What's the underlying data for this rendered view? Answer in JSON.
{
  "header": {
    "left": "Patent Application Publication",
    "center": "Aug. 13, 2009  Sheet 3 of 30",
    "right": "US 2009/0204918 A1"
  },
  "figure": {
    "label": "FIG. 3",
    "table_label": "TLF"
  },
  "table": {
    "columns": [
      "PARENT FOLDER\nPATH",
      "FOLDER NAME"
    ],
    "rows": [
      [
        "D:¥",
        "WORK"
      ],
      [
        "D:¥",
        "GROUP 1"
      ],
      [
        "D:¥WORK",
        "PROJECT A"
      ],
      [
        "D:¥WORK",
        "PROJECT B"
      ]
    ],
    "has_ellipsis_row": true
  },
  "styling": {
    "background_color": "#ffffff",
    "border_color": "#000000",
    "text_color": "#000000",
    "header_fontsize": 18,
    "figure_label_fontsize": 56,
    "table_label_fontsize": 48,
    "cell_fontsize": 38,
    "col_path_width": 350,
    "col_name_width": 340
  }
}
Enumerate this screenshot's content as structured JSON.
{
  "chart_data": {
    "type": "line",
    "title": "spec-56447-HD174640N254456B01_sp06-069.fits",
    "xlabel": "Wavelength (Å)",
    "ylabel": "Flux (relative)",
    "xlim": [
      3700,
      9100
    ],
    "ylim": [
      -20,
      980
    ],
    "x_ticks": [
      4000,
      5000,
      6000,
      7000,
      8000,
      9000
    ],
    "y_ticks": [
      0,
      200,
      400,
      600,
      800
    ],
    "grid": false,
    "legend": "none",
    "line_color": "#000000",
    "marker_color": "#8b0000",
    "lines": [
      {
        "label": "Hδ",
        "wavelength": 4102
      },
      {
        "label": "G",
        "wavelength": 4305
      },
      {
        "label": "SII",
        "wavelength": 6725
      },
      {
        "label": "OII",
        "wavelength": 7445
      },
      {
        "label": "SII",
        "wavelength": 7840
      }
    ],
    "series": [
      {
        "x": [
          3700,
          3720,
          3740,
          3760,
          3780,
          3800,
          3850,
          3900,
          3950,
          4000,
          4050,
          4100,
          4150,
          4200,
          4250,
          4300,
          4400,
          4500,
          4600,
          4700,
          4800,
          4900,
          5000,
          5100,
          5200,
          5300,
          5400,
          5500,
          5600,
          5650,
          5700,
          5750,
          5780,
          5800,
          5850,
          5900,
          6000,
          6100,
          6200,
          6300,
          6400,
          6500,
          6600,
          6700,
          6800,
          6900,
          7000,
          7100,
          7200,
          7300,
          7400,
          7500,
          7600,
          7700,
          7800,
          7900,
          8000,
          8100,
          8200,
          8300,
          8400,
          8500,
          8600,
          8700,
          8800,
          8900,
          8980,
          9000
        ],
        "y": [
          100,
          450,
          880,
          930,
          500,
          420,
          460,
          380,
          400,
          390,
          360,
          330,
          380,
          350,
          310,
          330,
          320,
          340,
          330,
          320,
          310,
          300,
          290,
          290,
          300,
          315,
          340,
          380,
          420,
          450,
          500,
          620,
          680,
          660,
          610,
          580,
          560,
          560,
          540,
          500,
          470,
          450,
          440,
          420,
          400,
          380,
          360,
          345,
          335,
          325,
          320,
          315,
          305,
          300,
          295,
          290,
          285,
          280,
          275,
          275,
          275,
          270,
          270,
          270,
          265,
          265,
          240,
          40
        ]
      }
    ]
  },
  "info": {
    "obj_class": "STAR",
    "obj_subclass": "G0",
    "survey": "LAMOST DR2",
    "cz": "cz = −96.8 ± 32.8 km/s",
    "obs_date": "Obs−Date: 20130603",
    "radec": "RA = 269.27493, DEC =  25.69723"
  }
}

- - - - -

Here, the records must be output exactly and in full.

### The completed task
What's the underlying data for this rendered view? Answer in JSON.
{
  "header": {
    "left": "Patent Application Publication",
    "center": "Aug. 13, 2009  Sheet 3 of 30",
    "right": "US 2009/0204918 A1"
  },
  "figure": {
    "label": "FIG. 3",
    "table_label": "TLF"
  },
  "table": {
    "columns": [
      "PARENT FOLDER\nPATH",
      "FOLDER NAME"
    ],
    "rows": [
      [
        "D:¥",
        "WORK"
      ],
      [
        "D:¥",
        "GROUP 1"
      ],
      [
        "D:¥WORK",
        "PROJECT A"
      ],
      [
        "D:¥WORK",
        "PROJECT B"
      ]
    ],
    "has_ellipsis_row": true
  },
  "styling": {
    "background_color": "#ffffff",
    "border_color": "#000000",
    "text_color": "#000000",
    "header_fontsize": 18,
    "figure_label_fontsize": 56,
    "table_label_fontsize": 48,
    "cell_fontsize": 38,
    "col_path_width": 350,
    "col_name_width": 340
  }
}
Enumerate this screenshot's content as structured JSON.
{
  "chart_data": {
    "type": "line",
    "title": "spec-56447-HD174640N254456B01_sp06-069.fits",
    "xlabel": "Wavelength (Å)",
    "ylabel": "Flux (relative)",
    "xlim": [
      3700,
      9100
    ],
    "ylim": [
      -20,
      980
    ],
    "x_ticks": [
      4000,
      5000,
      6000,
      7000,
      8000,
      9000
    ],
    "y_ticks": [
      0,
      200,
      400,
      600,
      800
    ],
    "grid": false,
    "legend": "none",
    "line_color": "#000000",
    "marker_color": "#8b0000",
    "lines": [
      {
        "label": "Hδ",
        "wavelength": 4102
      },
      {
        "label": "G",
        "wavelength": 4305
      },
      {
        "label": "SII",
        "wavelength": 6725
      },
      {
        "label": "OII",
        "wavelength": 7445
      },
      {
        "label": "SII",
        "wavelength": 7840
      }
    ],
    "series": [
      {
        "x": [
          3700,
          3720,
          3740,
          3760,
          3780,
          3800,
          3850,
          3900,
          3950,
          4000,
          4050,
          4100,
          4150,
          4200,
          4250,
          4300,
          4400,
          4500,
          4600,
          4700,
          4800,
          4900,
          5000,
          5100,
          5200,
          5300,
          5400,
          5500,
          5600,
          5650,
          5700,
          5750,
          5780,
          5800,
          5850,
          5900,
          6000,
          6100,
          6200,
          6300,
          6400,
          6500,
          6600,
          6700,
          6800,
          6900,
          7000,
          7100,
          7200,
          7300,
          7400,
          7500,
          7600,
          7700,
          7800,
          7900,
          8000,
          8100,
          8200,
          8300,
          8400,
          8500,
          8600,
          8700,
          8800,
          8900,
          8980,
          9000
        ],
        "y": [
          100,
          450,
          880,
          930,
          500,
          420,
          460,
          380,
          400,
          390,
          360,
          330,
          380,
          350,
          310,
          330,
          320,
          340,
          330,
          320,
          310,
          300,
          290,
          290,
          300,
          315,
          340,
          380,
          420,
          450,
          500,
          620,
          680,
          660,
          610,
          580,
          560,
          560,
          540,
          500,
          470,
          450,
          440,
          420,
          400,
          380,
          360,
          345,
          335,
          325,
          320,
          315,
          305,
          300,
          295,
          290,
          285,
          280,
          275,
          275,
          275,
          270,
          270,
          270,
          265,
          265,
          240,
          40
        ]
      }
    ]
  },
  "info": {
    "obj_class": "STAR",
    "obj_subclass": "G0",
    "survey": "LAMOST DR2",
    "cz": "cz = −96.8 ± 32.8 km/s",
    "obs_date": "Obs−Date: 20130603",
    "radec": "RA = 269.27493, DEC =  25.69723"
  }
}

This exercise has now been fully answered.